Set exercise
Each line in the entries below that holds the string "relative" is to be listed.

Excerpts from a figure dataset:
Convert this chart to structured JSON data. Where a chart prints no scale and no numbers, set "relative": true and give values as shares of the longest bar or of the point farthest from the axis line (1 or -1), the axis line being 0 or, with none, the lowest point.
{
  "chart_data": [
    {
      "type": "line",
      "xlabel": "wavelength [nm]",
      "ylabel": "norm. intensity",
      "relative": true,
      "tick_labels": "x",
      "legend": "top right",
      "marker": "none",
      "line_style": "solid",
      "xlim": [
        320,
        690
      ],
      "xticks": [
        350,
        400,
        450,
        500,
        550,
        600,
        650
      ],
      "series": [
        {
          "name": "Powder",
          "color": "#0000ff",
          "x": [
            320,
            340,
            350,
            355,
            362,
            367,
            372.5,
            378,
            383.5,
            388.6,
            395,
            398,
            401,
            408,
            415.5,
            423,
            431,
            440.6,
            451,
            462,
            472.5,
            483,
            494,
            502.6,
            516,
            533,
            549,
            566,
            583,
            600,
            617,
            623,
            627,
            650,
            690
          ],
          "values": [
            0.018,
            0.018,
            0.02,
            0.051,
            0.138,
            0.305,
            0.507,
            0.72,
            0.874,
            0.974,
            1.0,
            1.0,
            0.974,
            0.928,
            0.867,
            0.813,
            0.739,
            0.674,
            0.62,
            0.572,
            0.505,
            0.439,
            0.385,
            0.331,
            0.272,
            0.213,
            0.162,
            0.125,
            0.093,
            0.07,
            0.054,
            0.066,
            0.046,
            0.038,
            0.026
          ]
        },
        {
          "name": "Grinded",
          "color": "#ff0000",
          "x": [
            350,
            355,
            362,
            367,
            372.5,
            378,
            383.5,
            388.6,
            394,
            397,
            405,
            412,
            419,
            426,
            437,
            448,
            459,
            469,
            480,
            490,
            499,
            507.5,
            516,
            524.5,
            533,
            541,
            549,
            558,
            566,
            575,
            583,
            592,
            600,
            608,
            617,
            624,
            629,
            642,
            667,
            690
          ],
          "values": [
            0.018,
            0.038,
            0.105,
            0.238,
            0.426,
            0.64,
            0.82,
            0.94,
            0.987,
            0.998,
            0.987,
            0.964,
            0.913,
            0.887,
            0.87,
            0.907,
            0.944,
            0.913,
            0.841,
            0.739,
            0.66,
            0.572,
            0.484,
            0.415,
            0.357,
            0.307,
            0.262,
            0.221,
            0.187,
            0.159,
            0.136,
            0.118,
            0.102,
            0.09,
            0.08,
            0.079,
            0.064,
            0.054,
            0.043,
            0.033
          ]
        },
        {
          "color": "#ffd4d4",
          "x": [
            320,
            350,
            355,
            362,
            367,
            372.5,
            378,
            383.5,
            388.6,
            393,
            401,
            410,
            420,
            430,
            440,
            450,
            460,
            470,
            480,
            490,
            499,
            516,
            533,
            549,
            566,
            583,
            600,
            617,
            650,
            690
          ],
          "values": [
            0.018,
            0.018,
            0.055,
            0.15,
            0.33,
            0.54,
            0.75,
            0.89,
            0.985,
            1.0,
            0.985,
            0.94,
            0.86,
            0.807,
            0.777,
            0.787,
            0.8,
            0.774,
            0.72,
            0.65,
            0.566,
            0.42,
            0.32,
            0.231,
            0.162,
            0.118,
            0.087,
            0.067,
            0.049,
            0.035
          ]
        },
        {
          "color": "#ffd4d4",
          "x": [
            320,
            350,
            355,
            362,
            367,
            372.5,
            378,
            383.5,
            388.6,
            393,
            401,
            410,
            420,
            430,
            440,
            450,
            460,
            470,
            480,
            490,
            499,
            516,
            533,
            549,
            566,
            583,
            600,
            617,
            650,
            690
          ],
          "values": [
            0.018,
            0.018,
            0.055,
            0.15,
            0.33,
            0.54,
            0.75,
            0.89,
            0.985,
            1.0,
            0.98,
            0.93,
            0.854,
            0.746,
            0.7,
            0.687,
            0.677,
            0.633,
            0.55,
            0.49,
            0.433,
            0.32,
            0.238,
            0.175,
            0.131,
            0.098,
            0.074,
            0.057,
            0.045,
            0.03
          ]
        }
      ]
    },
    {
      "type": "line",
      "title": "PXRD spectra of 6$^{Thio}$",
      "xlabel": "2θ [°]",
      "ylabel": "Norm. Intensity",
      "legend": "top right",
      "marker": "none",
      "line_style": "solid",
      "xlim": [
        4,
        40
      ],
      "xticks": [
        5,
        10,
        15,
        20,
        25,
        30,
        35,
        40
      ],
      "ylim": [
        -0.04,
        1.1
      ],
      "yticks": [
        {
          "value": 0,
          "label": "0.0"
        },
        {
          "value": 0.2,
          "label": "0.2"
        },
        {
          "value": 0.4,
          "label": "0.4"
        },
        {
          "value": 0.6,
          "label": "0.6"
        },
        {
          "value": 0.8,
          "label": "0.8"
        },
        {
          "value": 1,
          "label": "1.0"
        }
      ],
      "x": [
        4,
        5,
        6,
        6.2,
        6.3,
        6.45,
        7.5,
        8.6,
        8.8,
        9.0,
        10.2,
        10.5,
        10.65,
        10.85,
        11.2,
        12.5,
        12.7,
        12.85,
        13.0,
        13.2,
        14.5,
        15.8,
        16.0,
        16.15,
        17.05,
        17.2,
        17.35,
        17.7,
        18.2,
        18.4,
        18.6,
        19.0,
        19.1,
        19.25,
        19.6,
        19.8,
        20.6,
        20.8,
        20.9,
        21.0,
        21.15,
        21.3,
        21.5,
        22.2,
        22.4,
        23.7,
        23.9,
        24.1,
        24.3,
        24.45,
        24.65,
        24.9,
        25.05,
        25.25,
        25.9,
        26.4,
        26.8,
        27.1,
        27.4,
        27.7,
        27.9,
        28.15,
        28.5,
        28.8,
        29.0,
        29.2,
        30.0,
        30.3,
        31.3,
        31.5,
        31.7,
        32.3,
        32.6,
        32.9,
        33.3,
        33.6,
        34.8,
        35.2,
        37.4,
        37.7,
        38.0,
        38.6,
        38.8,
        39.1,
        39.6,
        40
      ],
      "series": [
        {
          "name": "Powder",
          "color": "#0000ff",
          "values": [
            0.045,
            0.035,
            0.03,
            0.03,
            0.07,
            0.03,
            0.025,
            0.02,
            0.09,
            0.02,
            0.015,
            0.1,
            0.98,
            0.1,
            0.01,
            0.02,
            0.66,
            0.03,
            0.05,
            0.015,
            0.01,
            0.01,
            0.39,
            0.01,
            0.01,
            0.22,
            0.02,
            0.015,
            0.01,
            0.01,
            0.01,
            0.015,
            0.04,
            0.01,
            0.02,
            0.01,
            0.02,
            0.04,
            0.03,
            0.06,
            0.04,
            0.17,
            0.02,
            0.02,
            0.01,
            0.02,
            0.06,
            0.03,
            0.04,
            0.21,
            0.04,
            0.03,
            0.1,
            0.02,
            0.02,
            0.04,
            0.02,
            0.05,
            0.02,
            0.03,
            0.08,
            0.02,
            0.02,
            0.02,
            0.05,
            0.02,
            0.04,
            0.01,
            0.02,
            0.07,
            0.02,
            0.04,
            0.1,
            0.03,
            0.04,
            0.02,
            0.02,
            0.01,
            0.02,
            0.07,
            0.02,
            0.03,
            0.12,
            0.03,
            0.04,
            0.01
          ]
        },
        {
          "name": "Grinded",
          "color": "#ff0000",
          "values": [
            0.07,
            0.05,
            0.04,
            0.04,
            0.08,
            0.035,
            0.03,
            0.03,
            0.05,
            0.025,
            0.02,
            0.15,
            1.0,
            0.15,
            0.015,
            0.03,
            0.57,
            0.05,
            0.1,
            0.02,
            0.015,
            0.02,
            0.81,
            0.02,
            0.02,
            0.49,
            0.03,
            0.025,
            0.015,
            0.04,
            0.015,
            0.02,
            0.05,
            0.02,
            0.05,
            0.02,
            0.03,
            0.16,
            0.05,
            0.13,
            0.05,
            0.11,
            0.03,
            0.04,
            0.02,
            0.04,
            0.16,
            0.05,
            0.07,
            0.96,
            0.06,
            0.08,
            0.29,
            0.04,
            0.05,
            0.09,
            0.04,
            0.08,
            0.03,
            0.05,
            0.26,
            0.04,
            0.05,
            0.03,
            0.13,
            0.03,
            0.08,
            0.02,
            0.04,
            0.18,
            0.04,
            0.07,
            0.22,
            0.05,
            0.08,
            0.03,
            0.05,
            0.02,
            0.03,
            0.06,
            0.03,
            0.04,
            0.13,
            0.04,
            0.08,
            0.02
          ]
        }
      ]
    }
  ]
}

Response for this exercise
Convert this chart to structured JSON data. Where a chart prints no scale and no numbers, set "relative": true and give values as shares of the longest bar or of the point farthest from the axis line (1 or -1), the axis line being 0 or, with none, the lowest point.
      "relative": true,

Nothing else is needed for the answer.